╭─ SOURCE DOCUMENT
A Public Company as a Challenger to a Private Monopoly: Providing Water to the Eternal City, 1865-1964

Résumé

Rome is an exception among European capital cities: the thousand-year-old capital of the Pope's State only became the capital of the Italian national kingdom in 1870 and then grew rapidly. The Eternal City benefited from the infrastructure of the Roman Empire, modernized under the last ruling Popes.
Supplying water was not a major technical problem. After 1870, the municipality became a political refuge for Catholics against the Italian central government, seen as sacrilegious for having stolen the city from the Pope. Public service firms were also in the hands
of Catholics, who opposed Italian national projects for the new capital. In this paper, I follow the evolution of the relationships among the water supply firm, the urban space, and the local society during decades of struggle for control of public services. In a fast-growing city, with new settlements built year after year, financial, spatial, technical, and social choices were made in response to different stakes: financial profit, political profit, and administrative advantage against a rival administration. There were three major phases in the process expanding the provision of water: first, a private company was in charge; second, local authorities promoted a municipal company against the private company monopoly; and third, debates about municipalization.
╰─
╭─ MATERIAL PROVIDED
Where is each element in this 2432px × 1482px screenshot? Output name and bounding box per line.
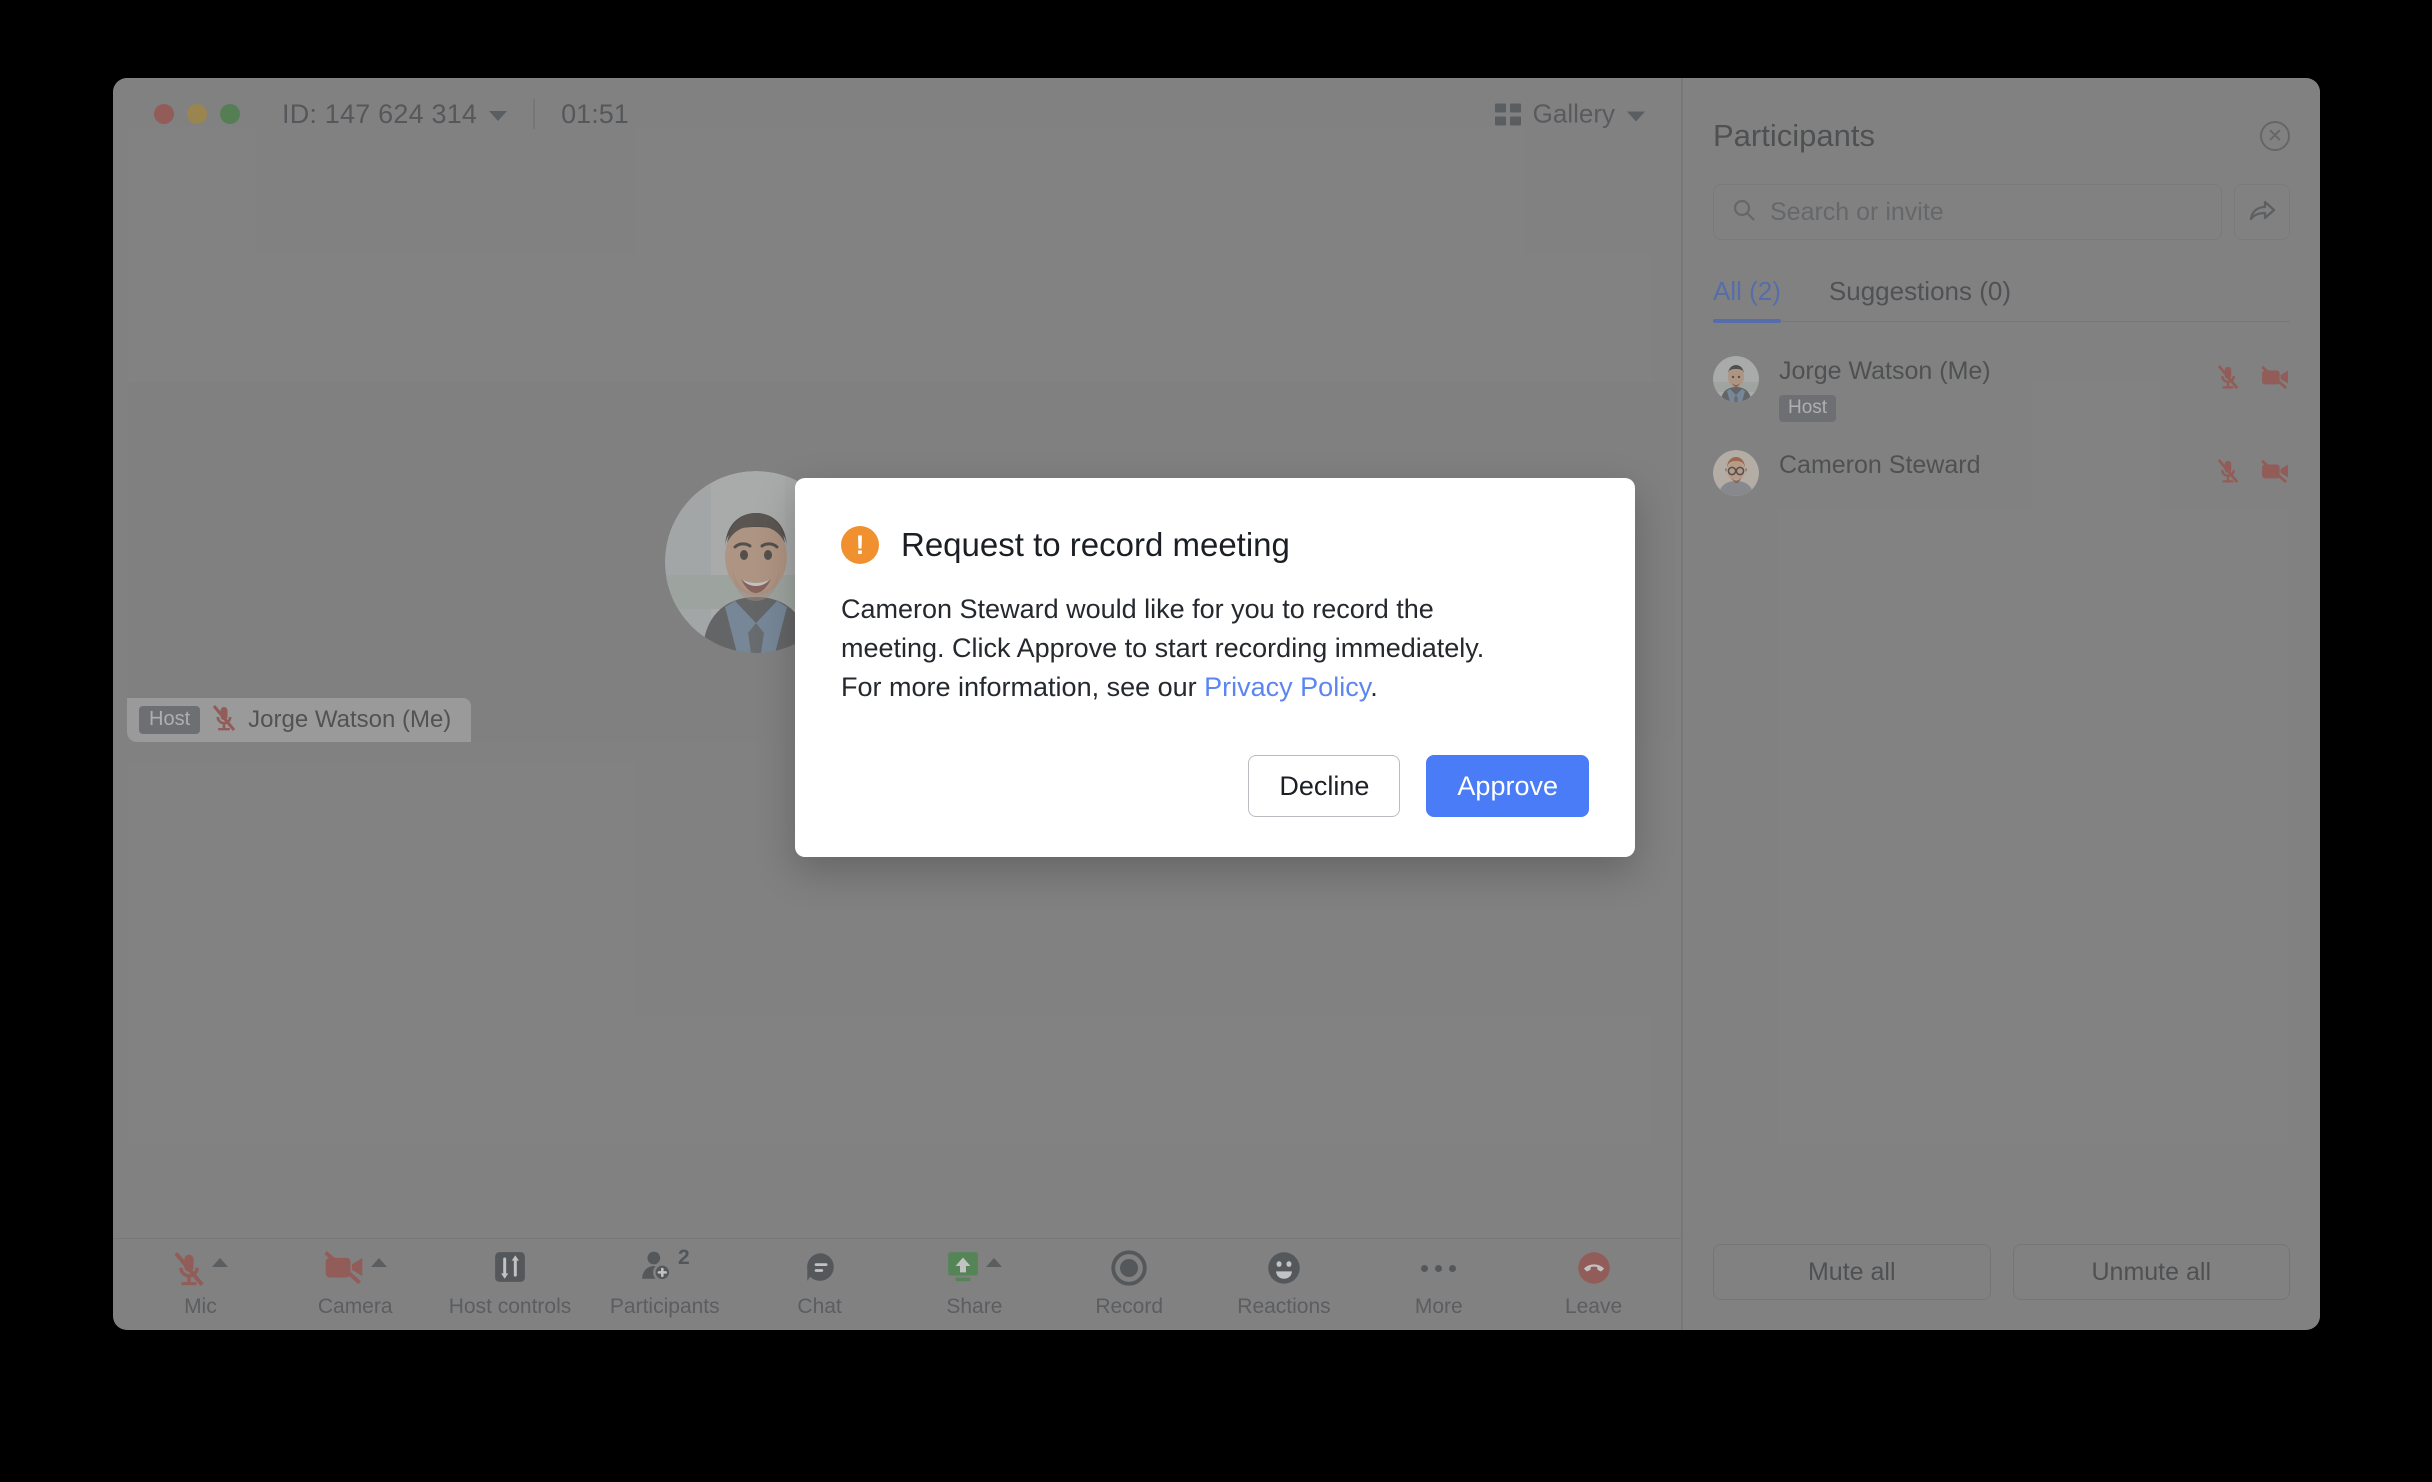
╰─
### WORK TO DO
**a)** Decide whether each statement agrees with the abstract on Rome's water supply, answering yes or no and quoting the deciding words: (i) Rome became the capital of the Italian national kingdom in 1870. (ii) Supplying water was a major technical problem for the city. (iii) Public service firms were in the hands of Catholics.
**b)** Using the abstract on Rome's water supply, answer each question on its own line:
(i) What span of years does the study cover?
(ii) Under whom was the infrastructure of the Roman Empire modernized?
(iii) In the second phase, what did local authorities promote?
**c)** Name every kind of choice that the abstract on Rome's water supply says was made in response to different stakes.

### COMPLETED EXERCISE
**a)**
(i) Yes: "only became the capital of the Italian national kingdom in 1870"
(ii) No: "Supplying water was not a major technical problem."
(iii) Yes: "Public service firms were also in the hands of Catholics"

**b)**
(i) 1865-1964
(ii) The last ruling Popes
(iii) A municipal company against the private company monopoly

**c)** Financial, spatial, technical, and social.